Aim of the exercise
Make an exact copy of the data below, leaving out every picture.
## Begin
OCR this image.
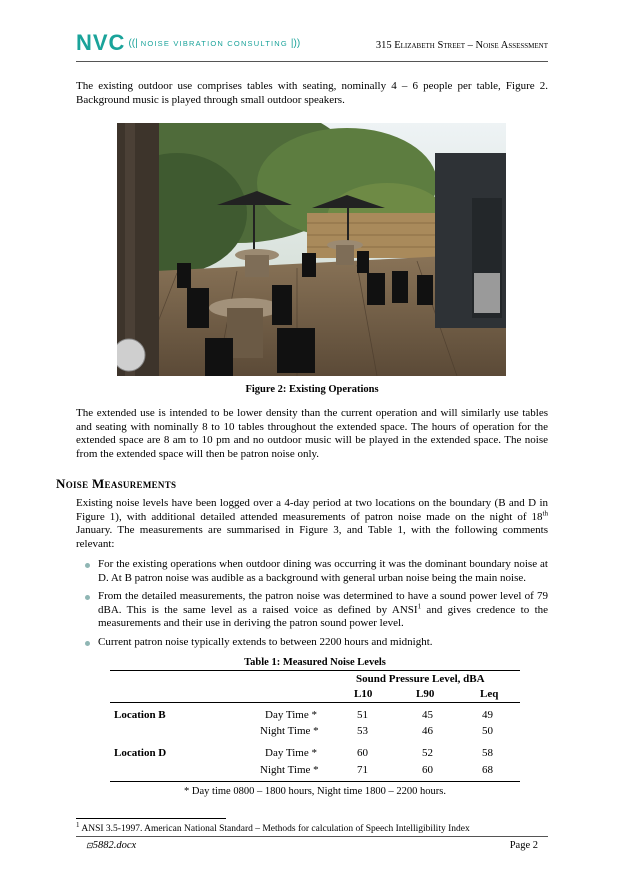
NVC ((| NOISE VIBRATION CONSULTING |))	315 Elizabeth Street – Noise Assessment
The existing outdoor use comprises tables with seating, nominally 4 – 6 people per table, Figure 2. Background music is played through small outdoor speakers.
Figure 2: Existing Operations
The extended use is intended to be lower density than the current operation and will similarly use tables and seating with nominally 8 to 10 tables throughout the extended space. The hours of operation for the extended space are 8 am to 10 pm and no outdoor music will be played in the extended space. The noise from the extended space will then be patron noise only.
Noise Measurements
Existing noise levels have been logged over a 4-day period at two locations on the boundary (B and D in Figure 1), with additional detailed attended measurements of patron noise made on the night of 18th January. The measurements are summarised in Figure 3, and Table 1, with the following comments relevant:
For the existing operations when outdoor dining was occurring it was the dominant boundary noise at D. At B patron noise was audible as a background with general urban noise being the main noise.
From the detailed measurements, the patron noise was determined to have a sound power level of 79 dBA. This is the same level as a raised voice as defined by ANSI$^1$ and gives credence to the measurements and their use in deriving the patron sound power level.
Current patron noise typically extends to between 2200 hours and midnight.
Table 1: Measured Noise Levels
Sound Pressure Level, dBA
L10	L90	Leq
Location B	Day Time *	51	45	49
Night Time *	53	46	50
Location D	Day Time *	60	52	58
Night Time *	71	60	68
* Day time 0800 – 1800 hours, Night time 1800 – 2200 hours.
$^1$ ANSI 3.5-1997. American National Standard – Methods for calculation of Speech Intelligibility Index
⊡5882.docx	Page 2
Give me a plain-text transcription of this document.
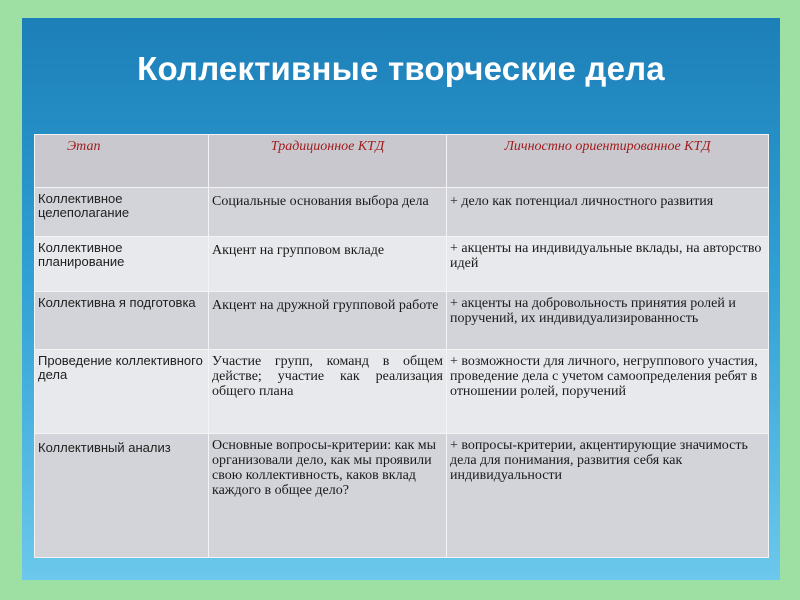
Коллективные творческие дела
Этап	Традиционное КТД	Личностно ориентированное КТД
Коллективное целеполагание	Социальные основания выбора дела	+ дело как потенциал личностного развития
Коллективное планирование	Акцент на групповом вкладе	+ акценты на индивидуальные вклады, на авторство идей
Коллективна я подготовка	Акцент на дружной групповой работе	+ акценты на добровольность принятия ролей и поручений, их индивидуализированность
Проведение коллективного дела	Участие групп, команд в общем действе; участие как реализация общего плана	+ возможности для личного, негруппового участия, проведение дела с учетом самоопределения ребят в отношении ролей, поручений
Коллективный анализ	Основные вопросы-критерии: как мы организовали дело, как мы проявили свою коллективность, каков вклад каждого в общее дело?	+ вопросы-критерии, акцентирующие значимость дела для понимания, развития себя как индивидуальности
## End
Complete output
OCR this image.
NVC ((| NOISE VIBRATION CONSULTING |))	315 Elizabeth Street – Noise Assessment
The existing outdoor use comprises tables with seating, nominally 4 – 6 people per table, Figure 2. Background music is played through small outdoor speakers.
Figure 2: Existing Operations
The extended use is intended to be lower density than the current operation and will similarly use tables and seating with nominally 8 to 10 tables throughout the extended space. The hours of operation for the extended space are 8 am to 10 pm and no outdoor music will be played in the extended space. The noise from the extended space will then be patron noise only.
Noise Measurements
Existing noise levels have been logged over a 4-day period at two locations on the boundary (B and D in Figure 1), with additional detailed attended measurements of patron noise made on the night of 18th January. The measurements are summarised in Figure 3, and Table 1, with the following comments relevant:
For the existing operations when outdoor dining was occurring it was the dominant boundary noise at D. At B patron noise was audible as a background with general urban noise being the main noise.
From the detailed measurements, the patron noise was determined to have a sound power level of 79 dBA. This is the same level as a raised voice as defined by ANSI$^1$ and gives credence to the measurements and their use in deriving the patron sound power level.
Current patron noise typically extends to between 2200 hours and midnight.
Table 1: Measured Noise Levels
Sound Pressure Level, dBA
L10	L90	Leq
Location B	Day Time *	51	45	49
Night Time *	53	46	50
Location D	Day Time *	60	52	58
Night Time *	71	60	68
* Day time 0800 – 1800 hours, Night time 1800 – 2200 hours.
$^1$ ANSI 3.5-1997. American National Standard – Methods for calculation of Speech Intelligibility Index
⊡5882.docx	Page 2
Give me a plain-text transcription of this document.
Коллективные творческие дела
Этап	Традиционное КТД	Личностно ориентированное КТД
Коллективное целеполагание	Социальные основания выбора дела	+ дело как потенциал личностного развития
Коллективное планирование	Акцент на групповом вкладе	+ акценты на индивидуальные вклады, на авторство идей
Коллективна я подготовка	Акцент на дружной групповой работе	+ акценты на добровольность принятия ролей и поручений, их индивидуализированность
Проведение коллективного дела	Участие групп, команд в общем действе; участие как реализация общего плана	+ возможности для личного, негруппового участия, проведение дела с учетом самоопределения ребят в отношении ролей, поручений
Коллективный анализ	Основные вопросы-критерии: как мы организовали дело, как мы проявили свою коллективность, каков вклад каждого в общее дело?	+ вопросы-критерии, акцентирующие значимость дела для понимания, развития себя как индивидуальности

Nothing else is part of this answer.